→ **Task goal**:
Repeat the listing in full, word for word.

Stored dataset items

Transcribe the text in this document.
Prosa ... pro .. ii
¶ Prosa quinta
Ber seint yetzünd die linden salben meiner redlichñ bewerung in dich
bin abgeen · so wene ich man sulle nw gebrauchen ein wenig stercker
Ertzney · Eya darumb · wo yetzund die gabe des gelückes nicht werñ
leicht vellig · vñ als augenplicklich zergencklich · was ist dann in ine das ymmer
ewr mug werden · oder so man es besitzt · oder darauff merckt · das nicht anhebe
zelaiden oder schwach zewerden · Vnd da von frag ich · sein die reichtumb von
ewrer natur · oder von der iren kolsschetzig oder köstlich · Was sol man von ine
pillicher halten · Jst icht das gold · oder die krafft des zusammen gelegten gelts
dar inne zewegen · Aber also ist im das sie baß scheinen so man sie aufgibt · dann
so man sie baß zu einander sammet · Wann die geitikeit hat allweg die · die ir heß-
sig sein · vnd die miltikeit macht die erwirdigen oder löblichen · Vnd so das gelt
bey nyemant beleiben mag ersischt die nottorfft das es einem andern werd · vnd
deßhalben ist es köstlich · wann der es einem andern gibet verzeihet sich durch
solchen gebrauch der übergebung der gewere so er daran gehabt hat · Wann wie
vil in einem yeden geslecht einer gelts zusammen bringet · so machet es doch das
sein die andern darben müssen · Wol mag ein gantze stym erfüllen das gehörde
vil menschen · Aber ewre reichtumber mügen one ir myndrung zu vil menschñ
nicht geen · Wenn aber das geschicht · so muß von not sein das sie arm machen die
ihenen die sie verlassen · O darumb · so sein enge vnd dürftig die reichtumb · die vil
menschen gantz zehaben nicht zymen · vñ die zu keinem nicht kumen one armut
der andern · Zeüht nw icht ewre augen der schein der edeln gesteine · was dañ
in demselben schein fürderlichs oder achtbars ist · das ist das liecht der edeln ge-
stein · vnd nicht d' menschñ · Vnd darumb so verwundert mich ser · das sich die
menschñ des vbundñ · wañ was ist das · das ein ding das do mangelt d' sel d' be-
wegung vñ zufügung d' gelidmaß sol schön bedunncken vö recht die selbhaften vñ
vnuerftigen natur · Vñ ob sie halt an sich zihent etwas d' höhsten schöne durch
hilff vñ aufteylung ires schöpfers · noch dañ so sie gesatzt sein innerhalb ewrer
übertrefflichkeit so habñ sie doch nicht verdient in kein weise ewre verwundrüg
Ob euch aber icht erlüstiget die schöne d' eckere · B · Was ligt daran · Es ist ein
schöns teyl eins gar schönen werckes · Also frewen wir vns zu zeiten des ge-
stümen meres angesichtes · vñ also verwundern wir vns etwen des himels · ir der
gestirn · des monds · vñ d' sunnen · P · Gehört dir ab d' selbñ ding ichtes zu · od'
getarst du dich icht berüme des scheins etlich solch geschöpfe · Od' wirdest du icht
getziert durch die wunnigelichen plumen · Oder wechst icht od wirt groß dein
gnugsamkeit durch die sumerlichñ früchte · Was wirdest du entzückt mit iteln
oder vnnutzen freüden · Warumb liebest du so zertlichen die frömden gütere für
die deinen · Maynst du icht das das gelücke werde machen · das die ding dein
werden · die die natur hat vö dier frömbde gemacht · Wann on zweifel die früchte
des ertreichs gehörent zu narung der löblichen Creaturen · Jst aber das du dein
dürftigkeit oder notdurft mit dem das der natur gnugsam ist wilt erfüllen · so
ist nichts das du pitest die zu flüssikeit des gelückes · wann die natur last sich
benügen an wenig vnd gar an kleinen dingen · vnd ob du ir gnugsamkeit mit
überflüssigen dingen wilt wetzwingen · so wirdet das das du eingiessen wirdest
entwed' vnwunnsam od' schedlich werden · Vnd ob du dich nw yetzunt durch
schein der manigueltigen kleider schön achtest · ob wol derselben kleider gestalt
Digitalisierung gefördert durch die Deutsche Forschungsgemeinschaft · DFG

→ **Output for this exercise**:
Transcribe the text in this document.
Prosa ... pro .. ii
¶ Prosa quinta
Ber seint yetzünd die linden salben meiner redlichñ bewerung in dich
bin abgeen · so wene ich man sulle nw gebrauchen ein wenig stercker
Ertzney · Eya darumb · wo yetzund die gabe des gelückes nicht werñ
leicht vellig · vñ als augenplicklich zergencklich · was ist dann in ine das ymmer
ewr mug werden · oder so man es besitzt · oder darauff merckt · das nicht anhebe
zelaiden oder schwach zewerden · Vnd da von frag ich · sein die reichtumb von
ewrer natur · oder von der iren kolsschetzig oder köstlich · Was sol man von ine
pillicher halten · Jst icht das gold · oder die krafft des zusammen gelegten gelts
dar inne zewegen · Aber also ist im das sie baß scheinen so man sie aufgibt · dann
so man sie baß zu einander sammet · Wann die geitikeit hat allweg die · die ir heß-
sig sein · vnd die miltikeit macht die erwirdigen oder löblichen · Vnd so das gelt
bey nyemant beleiben mag ersischt die nottorfft das es einem andern werd · vnd
deßhalben ist es köstlich · wann der es einem andern gibet verzeihet sich durch
solchen gebrauch der übergebung der gewere so er daran gehabt hat · Wann wie
vil in einem yeden geslecht einer gelts zusammen bringet · so machet es doch das
sein die andern darben müssen · Wol mag ein gantze stym erfüllen das gehörde
vil menschen · Aber ewre reichtumber mügen one ir myndrung zu vil menschñ
nicht geen · Wenn aber das geschicht · so muß von not sein das sie arm machen die
ihenen die sie verlassen · O darumb · so sein enge vnd dürftig die reichtumb · die vil
menschen gantz zehaben nicht zymen · vñ die zu keinem nicht kumen one armut
der andern · Zeüht nw icht ewre augen der schein der edeln gesteine · was dañ
in demselben schein fürderlichs oder achtbars ist · das ist das liecht der edeln ge-
stein · vnd nicht d' menschñ · Vnd darumb so verwundert mich ser · das sich die
menschñ des vbundñ · wañ was ist das · das ein ding das do mangelt d' sel d' be-
wegung vñ zufügung d' gelidmaß sol schön bedunncken vö recht die selbhaften vñ
vnuerftigen natur · Vñ ob sie halt an sich zihent etwas d' höhsten schöne durch
hilff vñ aufteylung ires schöpfers · noch dañ so sie gesatzt sein innerhalb ewrer
übertrefflichkeit so habñ sie doch nicht verdient in kein weise ewre verwundrüg
Ob euch aber icht erlüstiget die schöne d' eckere · B · Was ligt daran · Es ist ein
schöns teyl eins gar schönen werckes · Also frewen wir vns zu zeiten des ge-
stümen meres angesichtes · vñ also verwundern wir vns etwen des himels · ir der
gestirn · des monds · vñ d' sunnen · P · Gehört dir ab d' selbñ ding ichtes zu · od'
getarst du dich icht berüme des scheins etlich solch geschöpfe · Od' wirdest du icht
getziert durch die wunnigelichen plumen · Oder wechst icht od wirt groß dein
gnugsamkeit durch die sumerlichñ früchte · Was wirdest du entzückt mit iteln
oder vnnutzen freüden · Warumb liebest du so zertlichen die frömden gütere für
die deinen · Maynst du icht das das gelücke werde machen · das die ding dein
werden · die die natur hat vö dier frömbde gemacht · Wann on zweifel die früchte
des ertreichs gehörent zu narung der löblichen Creaturen · Jst aber das du dein
dürftigkeit oder notdurft mit dem das der natur gnugsam ist wilt erfüllen · so
ist nichts das du pitest die zu flüssikeit des gelückes · wann die natur last sich
benügen an wenig vnd gar an kleinen dingen · vnd ob du ir gnugsamkeit mit
überflüssigen dingen wilt wetzwingen · so wirdet das das du eingiessen wirdest
entwed' vnwunnsam od' schedlich werden · Vnd ob du dich nw yetzunt durch
schein der manigueltigen kleider schön achtest · ob wol derselben kleider gestalt
Digitalisierung gefördert durch die Deutsche Forschungsgemeinschaft · DFG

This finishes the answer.